What to produce » Transcribe the listing exactly, leaving out every picture.

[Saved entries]
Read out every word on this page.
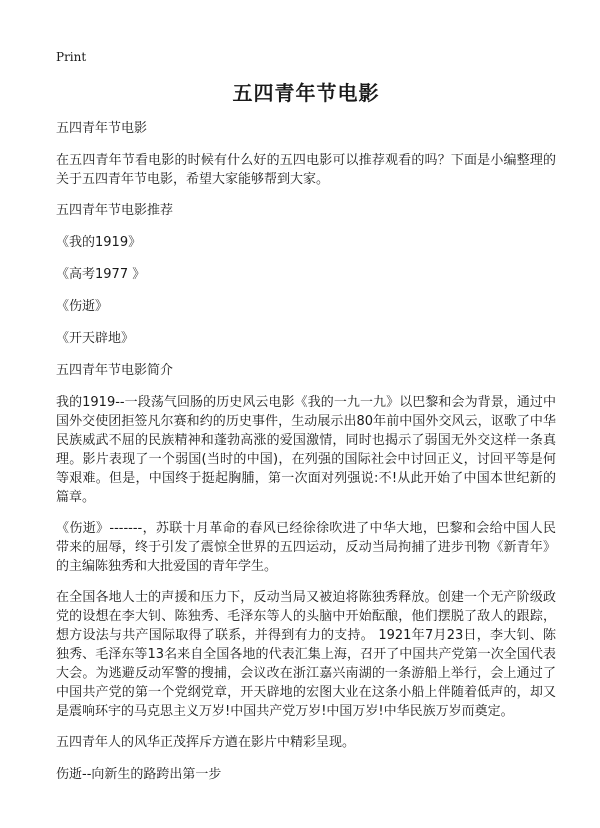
Print
五四青年节电影

五四青年节电影

在五四青年节看电影的时候有什么好的五四电影可以推荐观看的吗？下面是小编整理的关于五四青年节电影，希望大家能够帮到大家。

五四青年节电影推荐

《我的1919》

《高考1977 》

《伤逝》

《开天辟地》

五四青年节电影简介

我的1919--一段荡气回肠的历史风云电影《我的一九一九》以巴黎和会为背景，通过中国外交使团拒签凡尔赛和约的历史事件，生动展示出80年前中国外交风云，讴歌了中华民族威武不屈的民族精神和蓬勃高涨的爱国激情，同时也揭示了弱国无外交这样一条真理。影片表现了一个弱国(当时的中国)，在列强的国际社会中讨回正义，讨回平等是何等艰难。但是，中国终于挺起胸脯，第一次面对列强说:不!从此开始了中国本世纪新的篇章。

《伤逝》-------，苏联十月革命的春风已经徐徐吹进了中华大地，巴黎和会给中国人民带来的屈辱，终于引发了震惊全世界的五四运动，反动当局拘捕了进步刊物《新青年》的主编陈独秀和大批爱国的青年学生。

在全国各地人士的声援和压力下，反动当局又被迫将陈独秀释放。创建一个无产阶级政党的设想在李大钊、陈独秀、毛泽东等人的头脑中开始酝酿，他们摆脱了敌人的跟踪，想方设法与共产国际取得了联系，并得到有力的支持。 1921年7月23日，李大钊、陈独秀、毛泽东等13名来自全国各地的代表汇集上海，召开了中国共产党第一次全国代表大会。为逃避反动军警的搜捕，会议改在浙江嘉兴南湖的一条游船上举行，会上通过了中国共产党的第一个党纲党章，开天辟地的宏图大业在这条小船上伴随着低声的，却又是震响环宇的马克思主义万岁!中国共产党万岁!中国万岁!中华民族万岁而奠定。

五四青年人的风华正茂挥斥方遒在影片中精彩呈现。

伤逝--向新生的路跨出第一步
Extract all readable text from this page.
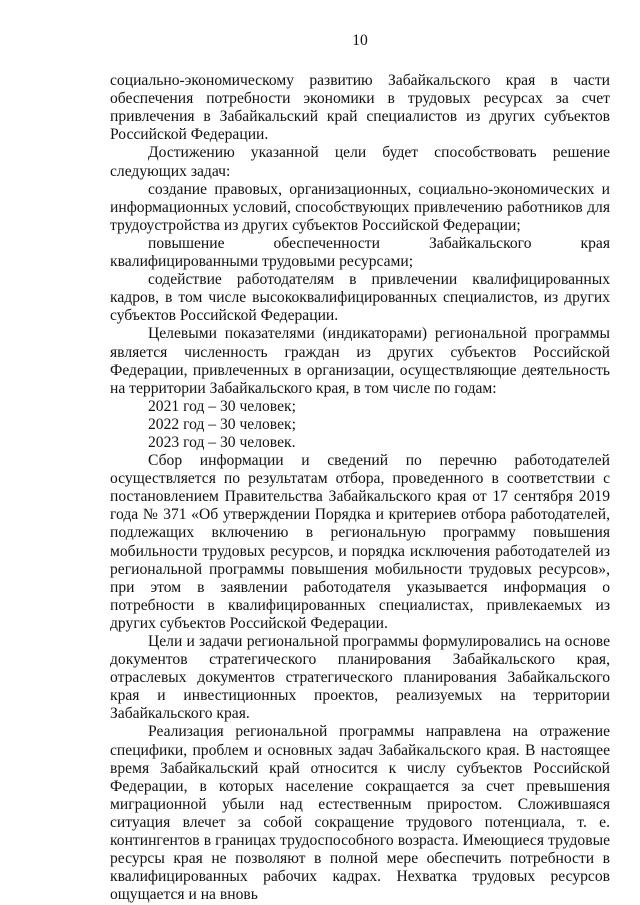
10

социально-экономическому развитию Забайкальского края в части обеспечения потребности экономики в трудовых ресурсах за счет привлечения в Забайкальский край специалистов из других субъектов Российской Федерации.

Достижению указанной цели будет способствовать решение следующих задач:

создание правовых, организационных, социально-экономических и информационных условий, способствующих привлечению работников для трудоустройства из других субъектов Российской Федерации;

повышение обеспеченности Забайкальского края квалифицированными трудовыми ресурсами;

содействие работодателям в привлечении квалифицированных кадров, в том числе высококвалифицированных специалистов, из других субъектов Российской Федерации.

Целевыми показателями (индикаторами) региональной программы является численность граждан из других субъектов Российской Федерации, привлеченных в организации, осуществляющие деятельность на территории Забайкальского края, в том числе по годам:

2021 год – 30 человек;

2022 год – 30 человек;

2023 год – 30 человек.

Сбор информации и сведений по перечню работодателей осуществляется по результатам отбора, проведенного в соответствии с постановлением Правительства Забайкальского края от 17 сентября 2019 года № 371 «Об утверждении Порядка и критериев отбора работодателей, подлежащих включению в региональную программу повышения мобильности трудовых ресурсов, и порядка исключения работодателей из региональной программы повышения мобильности трудовых ресурсов», при этом в заявлении работодателя указывается информация о потребности в квалифицированных специалистах, привлекаемых из других субъектов Российской Федерации.

Цели и задачи региональной программы формулировались на основе документов стратегического планирования Забайкальского края, отраслевых документов стратегического планирования Забайкальского края и инвестиционных проектов, реализуемых на территории Забайкальского края.

Реализация региональной программы направлена на отражение специфики, проблем и основных задач Забайкальского края. В настоящее время Забайкальский край относится к числу субъектов Российской Федерации, в которых население сокращается за счет превышения миграционной убыли над естественным приростом. Сложившаяся ситуация влечет за собой сокращение трудового потенциала, т. е. контингентов в границах трудоспособного возраста. Имеющиеся трудовые ресурсы края не позволяют в полной мере обеспечить потребности в квалифицированных рабочих кадрах. Нехватка трудовых ресурсов ощущается и на вновь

Full solution »
Read out every word on this page.
Print
五四青年节电影

五四青年节电影

在五四青年节看电影的时候有什么好的五四电影可以推荐观看的吗？下面是小编整理的关于五四青年节电影，希望大家能够帮到大家。

五四青年节电影推荐

《我的1919》

《高考1977 》

《伤逝》

《开天辟地》

五四青年节电影简介

我的1919--一段荡气回肠的历史风云电影《我的一九一九》以巴黎和会为背景，通过中国外交使团拒签凡尔赛和约的历史事件，生动展示出80年前中国外交风云，讴歌了中华民族威武不屈的民族精神和蓬勃高涨的爱国激情，同时也揭示了弱国无外交这样一条真理。影片表现了一个弱国(当时的中国)，在列强的国际社会中讨回正义，讨回平等是何等艰难。但是，中国终于挺起胸脯，第一次面对列强说:不!从此开始了中国本世纪新的篇章。

《伤逝》-------，苏联十月革命的春风已经徐徐吹进了中华大地，巴黎和会给中国人民带来的屈辱，终于引发了震惊全世界的五四运动，反动当局拘捕了进步刊物《新青年》的主编陈独秀和大批爱国的青年学生。

在全国各地人士的声援和压力下，反动当局又被迫将陈独秀释放。创建一个无产阶级政党的设想在李大钊、陈独秀、毛泽东等人的头脑中开始酝酿，他们摆脱了敌人的跟踪，想方设法与共产国际取得了联系，并得到有力的支持。 1921年7月23日，李大钊、陈独秀、毛泽东等13名来自全国各地的代表汇集上海，召开了中国共产党第一次全国代表大会。为逃避反动军警的搜捕，会议改在浙江嘉兴南湖的一条游船上举行，会上通过了中国共产党的第一个党纲党章，开天辟地的宏图大业在这条小船上伴随着低声的，却又是震响环宇的马克思主义万岁!中国共产党万岁!中国万岁!中华民族万岁而奠定。

五四青年人的风华正茂挥斥方遒在影片中精彩呈现。

伤逝--向新生的路跨出第一步
Extract all readable text from this page.
10

социально-экономическому развитию Забайкальского края в части обеспечения потребности экономики в трудовых ресурсах за счет привлечения в Забайкальский край специалистов из других субъектов Российской Федерации.

Достижению указанной цели будет способствовать решение следующих задач:

создание правовых, организационных, социально-экономических и информационных условий, способствующих привлечению работников для трудоустройства из других субъектов Российской Федерации;

повышение обеспеченности Забайкальского края квалифицированными трудовыми ресурсами;

содействие работодателям в привлечении квалифицированных кадров, в том числе высококвалифицированных специалистов, из других субъектов Российской Федерации.

Целевыми показателями (индикаторами) региональной программы является численность граждан из других субъектов Российской Федерации, привлеченных в организации, осуществляющие деятельность на территории Забайкальского края, в том числе по годам:

2021 год – 30 человек;

2022 год – 30 человек;

2023 год – 30 человек.

Сбор информации и сведений по перечню работодателей осуществляется по результатам отбора, проведенного в соответствии с постановлением Правительства Забайкальского края от 17 сентября 2019 года № 371 «Об утверждении Порядка и критериев отбора работодателей, подлежащих включению в региональную программу повышения мобильности трудовых ресурсов, и порядка исключения работодателей из региональной программы повышения мобильности трудовых ресурсов», при этом в заявлении работодателя указывается информация о потребности в квалифицированных специалистах, привлекаемых из других субъектов Российской Федерации.

Цели и задачи региональной программы формулировались на основе документов стратегического планирования Забайкальского края, отраслевых документов стратегического планирования Забайкальского края и инвестиционных проектов, реализуемых на территории Забайкальского края.

Реализация региональной программы направлена на отражение специфики, проблем и основных задач Забайкальского края. В настоящее время Забайкальский край относится к числу субъектов Российской Федерации, в которых население сокращается за счет превышения миграционной убыли над естественным приростом. Сложившаяся ситуация влечет за собой сокращение трудового потенциала, т. е. контингентов в границах трудоспособного возраста. Имеющиеся трудовые ресурсы края не позволяют в полной мере обеспечить потребности в квалифицированных рабочих кадрах. Нехватка трудовых ресурсов ощущается и на вновь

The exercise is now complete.